• _Exercise prompt_:
Repeat each entry in full, exactly.

[Collection entries]
_____

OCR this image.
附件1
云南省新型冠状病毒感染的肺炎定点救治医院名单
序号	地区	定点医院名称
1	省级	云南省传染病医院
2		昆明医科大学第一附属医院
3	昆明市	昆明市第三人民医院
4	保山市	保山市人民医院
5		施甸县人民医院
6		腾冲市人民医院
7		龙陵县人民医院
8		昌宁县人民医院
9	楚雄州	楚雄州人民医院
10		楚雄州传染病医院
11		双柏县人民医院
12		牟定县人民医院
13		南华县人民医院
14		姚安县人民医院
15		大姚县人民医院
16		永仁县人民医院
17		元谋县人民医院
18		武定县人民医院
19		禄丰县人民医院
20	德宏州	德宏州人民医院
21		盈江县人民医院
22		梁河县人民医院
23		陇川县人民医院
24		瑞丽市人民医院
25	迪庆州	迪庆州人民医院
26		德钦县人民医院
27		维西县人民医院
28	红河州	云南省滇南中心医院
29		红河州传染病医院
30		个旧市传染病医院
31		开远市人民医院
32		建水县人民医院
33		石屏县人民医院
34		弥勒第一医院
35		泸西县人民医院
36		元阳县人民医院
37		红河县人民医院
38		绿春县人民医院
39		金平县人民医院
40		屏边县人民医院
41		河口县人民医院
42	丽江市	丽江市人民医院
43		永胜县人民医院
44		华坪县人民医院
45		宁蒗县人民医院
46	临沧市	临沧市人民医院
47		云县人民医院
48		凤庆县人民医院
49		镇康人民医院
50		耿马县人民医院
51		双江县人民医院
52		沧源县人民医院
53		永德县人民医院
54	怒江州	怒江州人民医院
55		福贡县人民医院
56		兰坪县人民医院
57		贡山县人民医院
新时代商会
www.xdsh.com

_____

• _Worked solution_:
OCR this image.
附件1
云南省新型冠状病毒感染的肺炎定点救治医院名单
序号	地区	定点医院名称
1	省级	云南省传染病医院
2		昆明医科大学第一附属医院
3	昆明市	昆明市第三人民医院
4	保山市	保山市人民医院
5		施甸县人民医院
6		腾冲市人民医院
7		龙陵县人民医院
8		昌宁县人民医院
9	楚雄州	楚雄州人民医院
10		楚雄州传染病医院
11		双柏县人民医院
12		牟定县人民医院
13		南华县人民医院
14		姚安县人民医院
15		大姚县人民医院
16		永仁县人民医院
17		元谋县人民医院
18		武定县人民医院
19		禄丰县人民医院
20	德宏州	德宏州人民医院
21		盈江县人民医院
22		梁河县人民医院
23		陇川县人民医院
24		瑞丽市人民医院
25	迪庆州	迪庆州人民医院
26		德钦县人民医院
27		维西县人民医院
28	红河州	云南省滇南中心医院
29		红河州传染病医院
30		个旧市传染病医院
31		开远市人民医院
32		建水县人民医院
33		石屏县人民医院
34		弥勒第一医院
35		泸西县人民医院
36		元阳县人民医院
37		红河县人民医院
38		绿春县人民医院
39		金平县人民医院
40		屏边县人民医院
41		河口县人民医院
42	丽江市	丽江市人民医院
43		永胜县人民医院
44		华坪县人民医院
45		宁蒗县人民医院
46	临沧市	临沧市人民医院
47		云县人民医院
48		凤庆县人民医院
49		镇康人民医院
50		耿马县人民医院
51		双江县人民医院
52		沧源县人民医院
53		永德县人民医院
54	怒江州	怒江州人民医院
55		福贡县人民医院
56		兰坪县人民医院
57		贡山县人民医院
新时代商会
www.xdsh.com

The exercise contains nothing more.